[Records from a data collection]
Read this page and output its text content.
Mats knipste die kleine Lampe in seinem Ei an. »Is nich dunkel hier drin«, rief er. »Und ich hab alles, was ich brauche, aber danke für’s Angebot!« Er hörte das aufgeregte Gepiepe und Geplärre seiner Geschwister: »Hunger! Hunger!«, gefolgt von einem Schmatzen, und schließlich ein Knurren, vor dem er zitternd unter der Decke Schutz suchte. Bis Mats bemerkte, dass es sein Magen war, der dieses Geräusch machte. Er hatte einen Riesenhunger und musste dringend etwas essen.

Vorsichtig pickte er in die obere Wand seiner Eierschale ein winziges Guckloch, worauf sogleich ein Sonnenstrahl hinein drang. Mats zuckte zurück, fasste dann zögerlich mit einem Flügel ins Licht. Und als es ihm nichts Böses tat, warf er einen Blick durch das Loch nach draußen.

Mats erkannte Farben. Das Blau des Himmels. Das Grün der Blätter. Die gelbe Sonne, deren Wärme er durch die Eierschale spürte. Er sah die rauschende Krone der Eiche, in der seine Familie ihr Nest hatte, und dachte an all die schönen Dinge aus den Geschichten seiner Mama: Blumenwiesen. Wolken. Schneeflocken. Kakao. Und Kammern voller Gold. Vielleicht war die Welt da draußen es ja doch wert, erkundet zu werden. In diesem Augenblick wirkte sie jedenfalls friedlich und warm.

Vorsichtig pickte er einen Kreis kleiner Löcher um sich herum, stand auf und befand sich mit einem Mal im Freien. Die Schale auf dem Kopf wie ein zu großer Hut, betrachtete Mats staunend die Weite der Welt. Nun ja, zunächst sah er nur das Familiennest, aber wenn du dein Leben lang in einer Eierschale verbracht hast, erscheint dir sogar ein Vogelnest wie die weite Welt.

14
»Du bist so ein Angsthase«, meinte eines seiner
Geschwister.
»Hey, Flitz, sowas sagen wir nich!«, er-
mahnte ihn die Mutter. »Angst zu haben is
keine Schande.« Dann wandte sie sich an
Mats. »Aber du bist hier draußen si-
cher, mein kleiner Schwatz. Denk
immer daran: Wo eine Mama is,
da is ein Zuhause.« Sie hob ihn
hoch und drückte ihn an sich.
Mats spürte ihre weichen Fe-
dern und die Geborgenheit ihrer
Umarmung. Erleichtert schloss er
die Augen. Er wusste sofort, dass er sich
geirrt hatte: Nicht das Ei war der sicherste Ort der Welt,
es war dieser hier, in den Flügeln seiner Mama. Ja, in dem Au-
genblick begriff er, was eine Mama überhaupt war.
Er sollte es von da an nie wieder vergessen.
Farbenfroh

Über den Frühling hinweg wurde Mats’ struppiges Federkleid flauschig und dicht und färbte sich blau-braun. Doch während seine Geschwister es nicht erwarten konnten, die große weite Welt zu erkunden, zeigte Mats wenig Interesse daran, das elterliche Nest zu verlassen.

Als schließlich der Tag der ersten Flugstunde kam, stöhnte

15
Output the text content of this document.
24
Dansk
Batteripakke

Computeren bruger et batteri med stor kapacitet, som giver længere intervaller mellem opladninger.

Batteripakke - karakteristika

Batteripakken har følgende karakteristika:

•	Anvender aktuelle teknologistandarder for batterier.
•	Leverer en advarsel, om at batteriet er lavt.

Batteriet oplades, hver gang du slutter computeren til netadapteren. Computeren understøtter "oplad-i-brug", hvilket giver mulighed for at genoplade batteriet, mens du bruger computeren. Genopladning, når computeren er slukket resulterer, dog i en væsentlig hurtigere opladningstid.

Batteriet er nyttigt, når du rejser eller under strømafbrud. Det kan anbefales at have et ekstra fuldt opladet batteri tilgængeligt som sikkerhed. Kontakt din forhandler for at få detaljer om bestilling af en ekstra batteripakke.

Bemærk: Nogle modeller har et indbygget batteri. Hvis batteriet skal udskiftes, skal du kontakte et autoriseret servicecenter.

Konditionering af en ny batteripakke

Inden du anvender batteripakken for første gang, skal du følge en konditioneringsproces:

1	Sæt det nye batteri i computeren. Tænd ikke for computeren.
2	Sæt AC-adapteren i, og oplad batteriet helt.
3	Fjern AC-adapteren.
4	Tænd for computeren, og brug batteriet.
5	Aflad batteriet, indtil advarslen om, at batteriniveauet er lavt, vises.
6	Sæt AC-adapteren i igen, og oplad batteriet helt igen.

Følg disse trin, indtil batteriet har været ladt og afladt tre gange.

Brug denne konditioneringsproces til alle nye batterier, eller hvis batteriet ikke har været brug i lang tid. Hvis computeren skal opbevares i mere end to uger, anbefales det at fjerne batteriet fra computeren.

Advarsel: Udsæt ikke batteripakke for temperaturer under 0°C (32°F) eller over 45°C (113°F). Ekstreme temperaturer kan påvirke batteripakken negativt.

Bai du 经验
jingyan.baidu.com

__AIM__: Return the material in full, exactly as shown.

__SOLUTION TO THIS TASK__:
Read this page and output its text content.
Mats knipste die kleine Lampe in seinem Ei an. »Is nich dunkel hier drin«, rief er. »Und ich hab alles, was ich brauche, aber danke für’s Angebot!« Er hörte das aufgeregte Gepiepe und Geplärre seiner Geschwister: »Hunger! Hunger!«, gefolgt von einem Schmatzen, und schließlich ein Knurren, vor dem er zitternd unter der Decke Schutz suchte. Bis Mats bemerkte, dass es sein Magen war, der dieses Geräusch machte. Er hatte einen Riesenhunger und musste dringend etwas essen.

Vorsichtig pickte er in die obere Wand seiner Eierschale ein winziges Guckloch, worauf sogleich ein Sonnenstrahl hinein drang. Mats zuckte zurück, fasste dann zögerlich mit einem Flügel ins Licht. Und als es ihm nichts Böses tat, warf er einen Blick durch das Loch nach draußen.

Mats erkannte Farben. Das Blau des Himmels. Das Grün der Blätter. Die gelbe Sonne, deren Wärme er durch die Eierschale spürte. Er sah die rauschende Krone der Eiche, in der seine Familie ihr Nest hatte, und dachte an all die schönen Dinge aus den Geschichten seiner Mama: Blumenwiesen. Wolken. Schneeflocken. Kakao. Und Kammern voller Gold. Vielleicht war die Welt da draußen es ja doch wert, erkundet zu werden. In diesem Augenblick wirkte sie jedenfalls friedlich und warm.

Vorsichtig pickte er einen Kreis kleiner Löcher um sich herum, stand auf und befand sich mit einem Mal im Freien. Die Schale auf dem Kopf wie ein zu großer Hut, betrachtete Mats staunend die Weite der Welt. Nun ja, zunächst sah er nur das Familiennest, aber wenn du dein Leben lang in einer Eierschale verbracht hast, erscheint dir sogar ein Vogelnest wie die weite Welt.

14
»Du bist so ein Angsthase«, meinte eines seiner
Geschwister.
»Hey, Flitz, sowas sagen wir nich!«, er-
mahnte ihn die Mutter. »Angst zu haben is
keine Schande.« Dann wandte sie sich an
Mats. »Aber du bist hier draußen si-
cher, mein kleiner Schwatz. Denk
immer daran: Wo eine Mama is,
da is ein Zuhause.« Sie hob ihn
hoch und drückte ihn an sich.
Mats spürte ihre weichen Fe-
dern und die Geborgenheit ihrer
Umarmung. Erleichtert schloss er
die Augen. Er wusste sofort, dass er sich
geirrt hatte: Nicht das Ei war der sicherste Ort der Welt,
es war dieser hier, in den Flügeln seiner Mama. Ja, in dem Au-
genblick begriff er, was eine Mama überhaupt war.
Er sollte es von da an nie wieder vergessen.
Farbenfroh

Über den Frühling hinweg wurde Mats’ struppiges Federkleid flauschig und dicht und färbte sich blau-braun. Doch während seine Geschwister es nicht erwarten konnten, die große weite Welt zu erkunden, zeigte Mats wenig Interesse daran, das elterliche Nest zu verlassen.

Als schließlich der Tag der ersten Flugstunde kam, stöhnte

15
Output the text content of this document.
24
Dansk
Batteripakke

Computeren bruger et batteri med stor kapacitet, som giver længere intervaller mellem opladninger.

Batteripakke - karakteristika

Batteripakken har følgende karakteristika:

•	Anvender aktuelle teknologistandarder for batterier.
•	Leverer en advarsel, om at batteriet er lavt.

Batteriet oplades, hver gang du slutter computeren til netadapteren. Computeren understøtter "oplad-i-brug", hvilket giver mulighed for at genoplade batteriet, mens du bruger computeren. Genopladning, når computeren er slukket resulterer, dog i en væsentlig hurtigere opladningstid.

Batteriet er nyttigt, når du rejser eller under strømafbrud. Det kan anbefales at have et ekstra fuldt opladet batteri tilgængeligt som sikkerhed. Kontakt din forhandler for at få detaljer om bestilling af en ekstra batteripakke.

Bemærk: Nogle modeller har et indbygget batteri. Hvis batteriet skal udskiftes, skal du kontakte et autoriseret servicecenter.

Konditionering af en ny batteripakke

Inden du anvender batteripakken for første gang, skal du følge en konditioneringsproces:

1	Sæt det nye batteri i computeren. Tænd ikke for computeren.
2	Sæt AC-adapteren i, og oplad batteriet helt.
3	Fjern AC-adapteren.
4	Tænd for computeren, og brug batteriet.
5	Aflad batteriet, indtil advarslen om, at batteriniveauet er lavt, vises.
6	Sæt AC-adapteren i igen, og oplad batteriet helt igen.

Følg disse trin, indtil batteriet har været ladt og afladt tre gange.

Brug denne konditioneringsproces til alle nye batterier, eller hvis batteriet ikke har været brug i lang tid. Hvis computeren skal opbevares i mere end to uger, anbefales det at fjerne batteriet fra computeren.

Advarsel: Udsæt ikke batteripakke for temperaturer under 0°C (32°F) eller over 45°C (113°F). Ekstreme temperaturer kan påvirke batteripakken negativt.

Bai du 经验
jingyan.baidu.com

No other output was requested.